Goal ->
Lines containing "question" are to be counted. Report the count alone.

Provided entries ->

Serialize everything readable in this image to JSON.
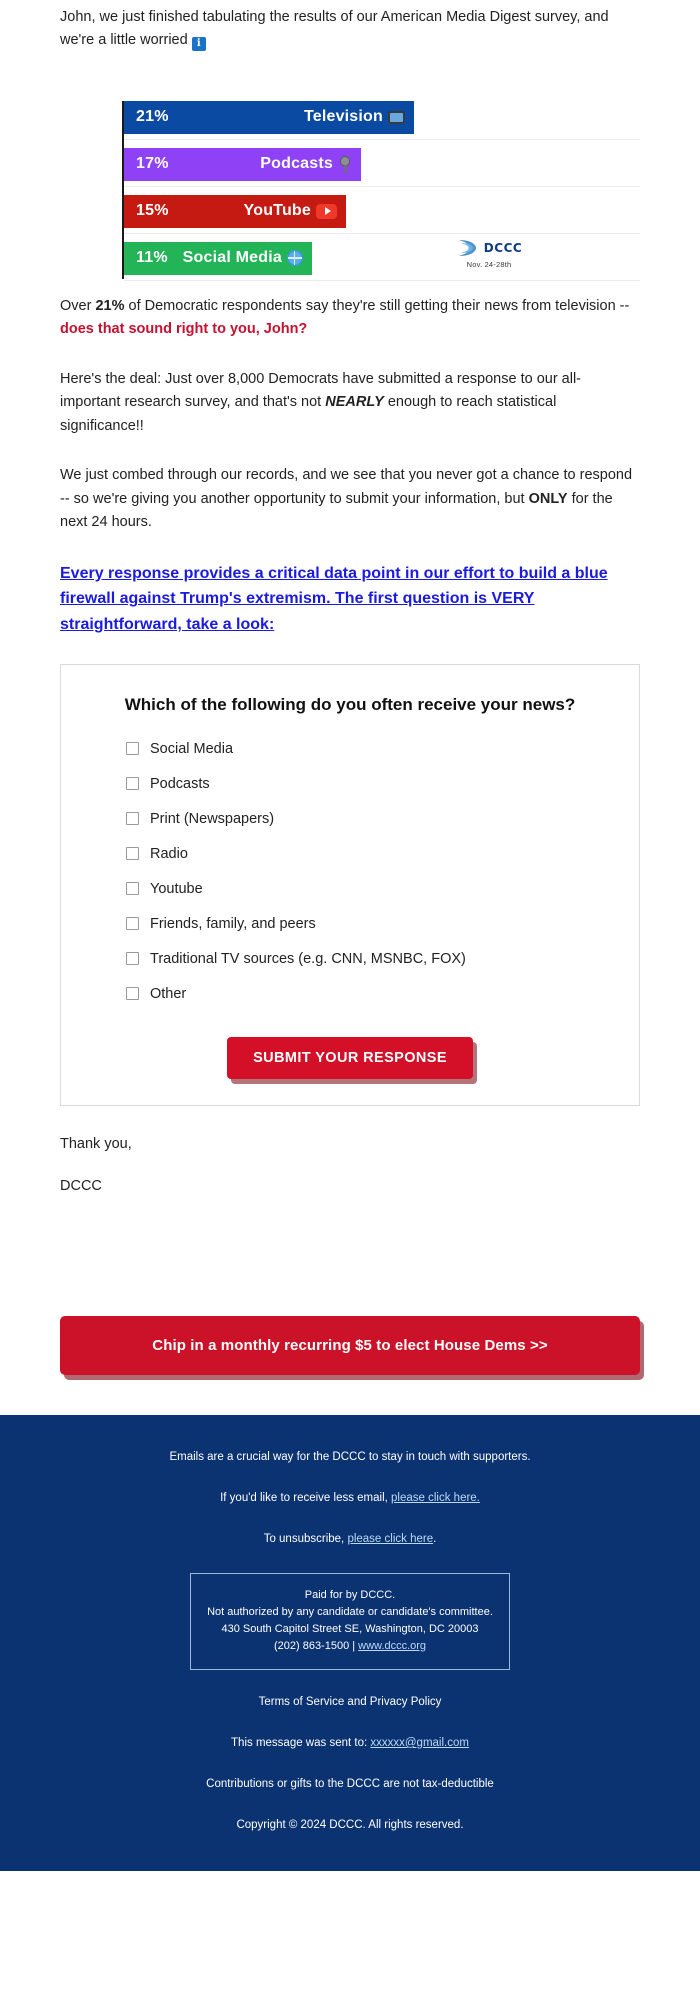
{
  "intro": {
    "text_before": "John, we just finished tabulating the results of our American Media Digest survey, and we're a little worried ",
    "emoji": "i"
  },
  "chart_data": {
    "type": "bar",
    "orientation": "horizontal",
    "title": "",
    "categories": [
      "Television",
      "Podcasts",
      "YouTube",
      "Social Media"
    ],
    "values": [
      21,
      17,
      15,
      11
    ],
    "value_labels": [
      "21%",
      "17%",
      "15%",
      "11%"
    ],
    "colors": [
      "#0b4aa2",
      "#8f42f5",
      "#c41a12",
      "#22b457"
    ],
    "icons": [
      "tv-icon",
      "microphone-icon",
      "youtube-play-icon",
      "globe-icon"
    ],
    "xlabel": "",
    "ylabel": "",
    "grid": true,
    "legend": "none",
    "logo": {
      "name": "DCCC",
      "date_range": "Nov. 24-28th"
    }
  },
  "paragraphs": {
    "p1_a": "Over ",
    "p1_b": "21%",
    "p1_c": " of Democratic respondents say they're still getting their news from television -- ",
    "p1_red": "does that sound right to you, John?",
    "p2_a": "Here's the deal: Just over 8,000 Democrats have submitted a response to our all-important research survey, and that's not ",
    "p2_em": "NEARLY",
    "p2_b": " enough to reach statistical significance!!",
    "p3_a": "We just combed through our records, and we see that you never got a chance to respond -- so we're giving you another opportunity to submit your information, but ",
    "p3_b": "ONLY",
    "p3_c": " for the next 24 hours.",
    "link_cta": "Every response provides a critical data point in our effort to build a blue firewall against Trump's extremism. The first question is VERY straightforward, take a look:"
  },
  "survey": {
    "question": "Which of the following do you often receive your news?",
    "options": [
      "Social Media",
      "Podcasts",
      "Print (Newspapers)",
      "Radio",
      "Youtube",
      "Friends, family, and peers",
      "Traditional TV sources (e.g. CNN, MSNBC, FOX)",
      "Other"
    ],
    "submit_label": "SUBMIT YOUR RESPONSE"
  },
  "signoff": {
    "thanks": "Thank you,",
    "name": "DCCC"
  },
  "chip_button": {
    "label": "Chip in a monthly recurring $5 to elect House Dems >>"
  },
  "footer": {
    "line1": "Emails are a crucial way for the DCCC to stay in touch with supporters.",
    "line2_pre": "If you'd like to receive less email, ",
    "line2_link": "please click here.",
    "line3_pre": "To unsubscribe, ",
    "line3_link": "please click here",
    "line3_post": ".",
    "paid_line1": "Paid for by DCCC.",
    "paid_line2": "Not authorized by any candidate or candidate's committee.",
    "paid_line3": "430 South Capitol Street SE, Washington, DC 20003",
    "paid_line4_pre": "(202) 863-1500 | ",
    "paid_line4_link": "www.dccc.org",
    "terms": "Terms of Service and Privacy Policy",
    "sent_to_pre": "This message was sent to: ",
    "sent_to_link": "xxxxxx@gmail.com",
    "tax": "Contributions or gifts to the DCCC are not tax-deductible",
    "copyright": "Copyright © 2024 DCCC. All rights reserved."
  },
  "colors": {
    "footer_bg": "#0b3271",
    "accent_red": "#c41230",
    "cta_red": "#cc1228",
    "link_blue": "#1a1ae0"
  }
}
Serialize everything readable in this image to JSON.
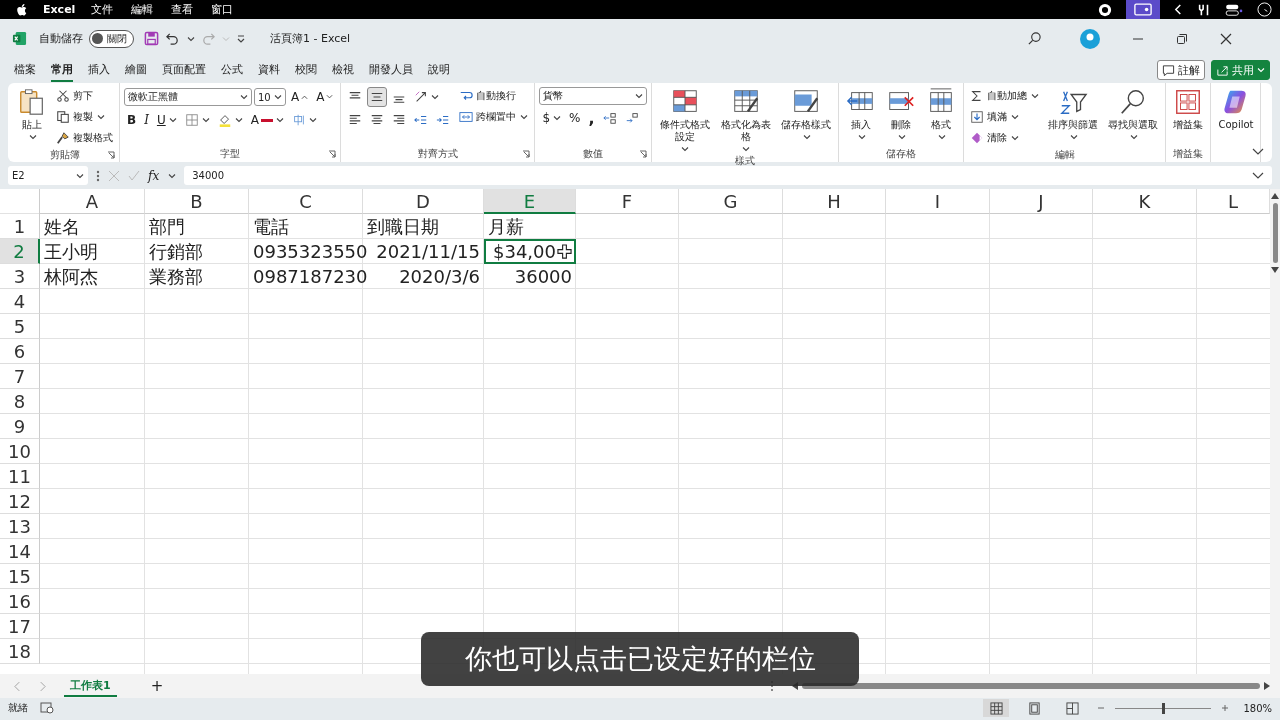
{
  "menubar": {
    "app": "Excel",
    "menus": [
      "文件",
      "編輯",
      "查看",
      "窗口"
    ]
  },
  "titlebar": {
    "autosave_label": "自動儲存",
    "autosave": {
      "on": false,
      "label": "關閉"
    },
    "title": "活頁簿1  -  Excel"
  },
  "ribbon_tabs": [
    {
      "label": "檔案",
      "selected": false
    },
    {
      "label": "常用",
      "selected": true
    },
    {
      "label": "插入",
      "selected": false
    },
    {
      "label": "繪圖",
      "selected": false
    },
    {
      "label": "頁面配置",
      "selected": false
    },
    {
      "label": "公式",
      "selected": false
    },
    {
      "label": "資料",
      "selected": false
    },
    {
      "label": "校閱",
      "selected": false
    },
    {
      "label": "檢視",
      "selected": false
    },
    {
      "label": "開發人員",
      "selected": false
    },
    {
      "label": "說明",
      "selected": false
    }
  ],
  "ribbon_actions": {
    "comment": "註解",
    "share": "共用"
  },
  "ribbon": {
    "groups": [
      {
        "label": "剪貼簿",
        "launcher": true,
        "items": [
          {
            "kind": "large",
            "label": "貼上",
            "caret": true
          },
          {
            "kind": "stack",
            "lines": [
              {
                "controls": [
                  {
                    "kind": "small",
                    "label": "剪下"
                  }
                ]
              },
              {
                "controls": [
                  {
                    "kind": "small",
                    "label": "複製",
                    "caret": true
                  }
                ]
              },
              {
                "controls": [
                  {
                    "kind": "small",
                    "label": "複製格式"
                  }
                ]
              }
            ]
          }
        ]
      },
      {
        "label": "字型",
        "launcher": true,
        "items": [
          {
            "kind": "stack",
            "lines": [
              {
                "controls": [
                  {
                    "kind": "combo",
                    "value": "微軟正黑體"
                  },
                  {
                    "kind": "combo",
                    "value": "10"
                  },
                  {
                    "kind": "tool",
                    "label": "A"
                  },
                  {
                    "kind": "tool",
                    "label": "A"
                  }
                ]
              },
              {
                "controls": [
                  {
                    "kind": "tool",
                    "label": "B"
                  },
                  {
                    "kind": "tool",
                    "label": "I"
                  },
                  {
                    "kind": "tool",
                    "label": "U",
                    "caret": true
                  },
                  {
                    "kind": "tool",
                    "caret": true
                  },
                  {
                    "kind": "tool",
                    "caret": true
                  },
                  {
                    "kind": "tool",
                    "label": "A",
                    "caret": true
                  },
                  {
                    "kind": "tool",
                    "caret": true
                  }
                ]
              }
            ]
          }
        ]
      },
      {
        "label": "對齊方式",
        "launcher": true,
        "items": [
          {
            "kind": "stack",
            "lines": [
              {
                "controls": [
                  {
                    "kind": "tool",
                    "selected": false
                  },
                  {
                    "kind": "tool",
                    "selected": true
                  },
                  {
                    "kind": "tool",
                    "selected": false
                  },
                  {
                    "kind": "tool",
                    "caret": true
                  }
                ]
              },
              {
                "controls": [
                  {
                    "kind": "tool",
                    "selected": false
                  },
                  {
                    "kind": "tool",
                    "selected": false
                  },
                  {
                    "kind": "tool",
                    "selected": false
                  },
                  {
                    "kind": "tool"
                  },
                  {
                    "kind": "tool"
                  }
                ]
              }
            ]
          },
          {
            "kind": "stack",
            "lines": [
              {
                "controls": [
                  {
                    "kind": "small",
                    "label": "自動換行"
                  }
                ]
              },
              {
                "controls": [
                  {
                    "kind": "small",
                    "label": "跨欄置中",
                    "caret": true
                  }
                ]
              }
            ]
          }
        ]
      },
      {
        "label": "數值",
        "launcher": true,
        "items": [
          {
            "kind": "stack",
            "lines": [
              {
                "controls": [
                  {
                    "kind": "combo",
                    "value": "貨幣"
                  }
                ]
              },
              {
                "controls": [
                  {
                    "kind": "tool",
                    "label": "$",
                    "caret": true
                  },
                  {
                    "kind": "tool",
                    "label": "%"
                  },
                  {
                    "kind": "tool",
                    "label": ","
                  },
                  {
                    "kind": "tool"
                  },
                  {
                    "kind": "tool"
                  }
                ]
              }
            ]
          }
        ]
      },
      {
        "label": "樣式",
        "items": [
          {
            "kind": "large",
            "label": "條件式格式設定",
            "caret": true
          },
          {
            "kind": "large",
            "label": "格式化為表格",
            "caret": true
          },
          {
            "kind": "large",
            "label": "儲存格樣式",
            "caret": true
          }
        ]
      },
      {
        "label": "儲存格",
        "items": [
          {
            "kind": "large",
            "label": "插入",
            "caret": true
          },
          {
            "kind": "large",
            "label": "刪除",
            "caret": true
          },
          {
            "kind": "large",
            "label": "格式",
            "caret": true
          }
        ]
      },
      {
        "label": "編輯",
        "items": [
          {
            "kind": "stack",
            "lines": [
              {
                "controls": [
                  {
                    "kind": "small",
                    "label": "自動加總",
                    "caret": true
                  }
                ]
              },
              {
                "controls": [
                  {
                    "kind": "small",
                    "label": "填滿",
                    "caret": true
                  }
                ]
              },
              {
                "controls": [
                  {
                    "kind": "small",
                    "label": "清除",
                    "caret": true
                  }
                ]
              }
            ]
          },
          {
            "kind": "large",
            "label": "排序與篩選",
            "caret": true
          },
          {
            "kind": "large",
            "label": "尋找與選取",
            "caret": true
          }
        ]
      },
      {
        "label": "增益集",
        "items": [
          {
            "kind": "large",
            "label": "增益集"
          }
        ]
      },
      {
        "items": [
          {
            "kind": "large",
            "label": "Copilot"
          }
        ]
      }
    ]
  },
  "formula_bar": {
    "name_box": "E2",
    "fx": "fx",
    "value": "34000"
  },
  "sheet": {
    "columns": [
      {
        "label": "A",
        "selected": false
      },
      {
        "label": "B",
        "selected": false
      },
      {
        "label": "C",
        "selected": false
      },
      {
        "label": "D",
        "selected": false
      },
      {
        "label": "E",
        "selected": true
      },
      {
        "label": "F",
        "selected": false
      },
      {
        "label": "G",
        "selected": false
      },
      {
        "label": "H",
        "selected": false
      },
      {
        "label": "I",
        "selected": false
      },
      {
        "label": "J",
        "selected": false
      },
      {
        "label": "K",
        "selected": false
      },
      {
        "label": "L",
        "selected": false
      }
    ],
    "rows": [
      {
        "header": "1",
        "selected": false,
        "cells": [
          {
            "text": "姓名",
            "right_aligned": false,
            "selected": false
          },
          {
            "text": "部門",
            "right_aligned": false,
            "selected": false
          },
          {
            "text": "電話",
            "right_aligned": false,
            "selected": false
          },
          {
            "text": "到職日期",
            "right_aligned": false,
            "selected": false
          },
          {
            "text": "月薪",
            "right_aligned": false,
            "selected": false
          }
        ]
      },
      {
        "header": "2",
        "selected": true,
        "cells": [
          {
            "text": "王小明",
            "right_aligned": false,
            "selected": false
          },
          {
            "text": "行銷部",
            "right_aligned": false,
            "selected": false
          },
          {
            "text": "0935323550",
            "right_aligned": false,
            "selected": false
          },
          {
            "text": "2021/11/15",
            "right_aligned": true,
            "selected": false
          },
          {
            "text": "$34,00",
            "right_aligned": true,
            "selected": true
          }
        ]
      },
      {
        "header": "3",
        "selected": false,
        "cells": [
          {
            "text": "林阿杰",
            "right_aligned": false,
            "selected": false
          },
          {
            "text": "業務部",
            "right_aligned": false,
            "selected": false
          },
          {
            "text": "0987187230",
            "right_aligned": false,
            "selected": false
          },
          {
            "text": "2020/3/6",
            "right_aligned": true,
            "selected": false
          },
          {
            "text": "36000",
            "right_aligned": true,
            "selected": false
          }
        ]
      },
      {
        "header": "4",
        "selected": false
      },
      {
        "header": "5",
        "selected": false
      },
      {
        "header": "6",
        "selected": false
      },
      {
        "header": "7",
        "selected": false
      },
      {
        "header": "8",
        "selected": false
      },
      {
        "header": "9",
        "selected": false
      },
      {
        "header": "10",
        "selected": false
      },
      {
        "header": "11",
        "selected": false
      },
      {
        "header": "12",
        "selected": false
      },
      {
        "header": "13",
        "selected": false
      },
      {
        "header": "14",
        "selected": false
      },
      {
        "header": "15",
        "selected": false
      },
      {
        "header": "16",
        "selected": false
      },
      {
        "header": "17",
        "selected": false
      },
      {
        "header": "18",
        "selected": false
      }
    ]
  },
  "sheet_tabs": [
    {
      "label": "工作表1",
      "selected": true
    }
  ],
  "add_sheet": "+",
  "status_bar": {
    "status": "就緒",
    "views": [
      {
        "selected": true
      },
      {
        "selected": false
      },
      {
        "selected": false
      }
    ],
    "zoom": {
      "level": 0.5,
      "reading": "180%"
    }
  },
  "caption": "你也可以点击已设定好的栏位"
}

The result ->
2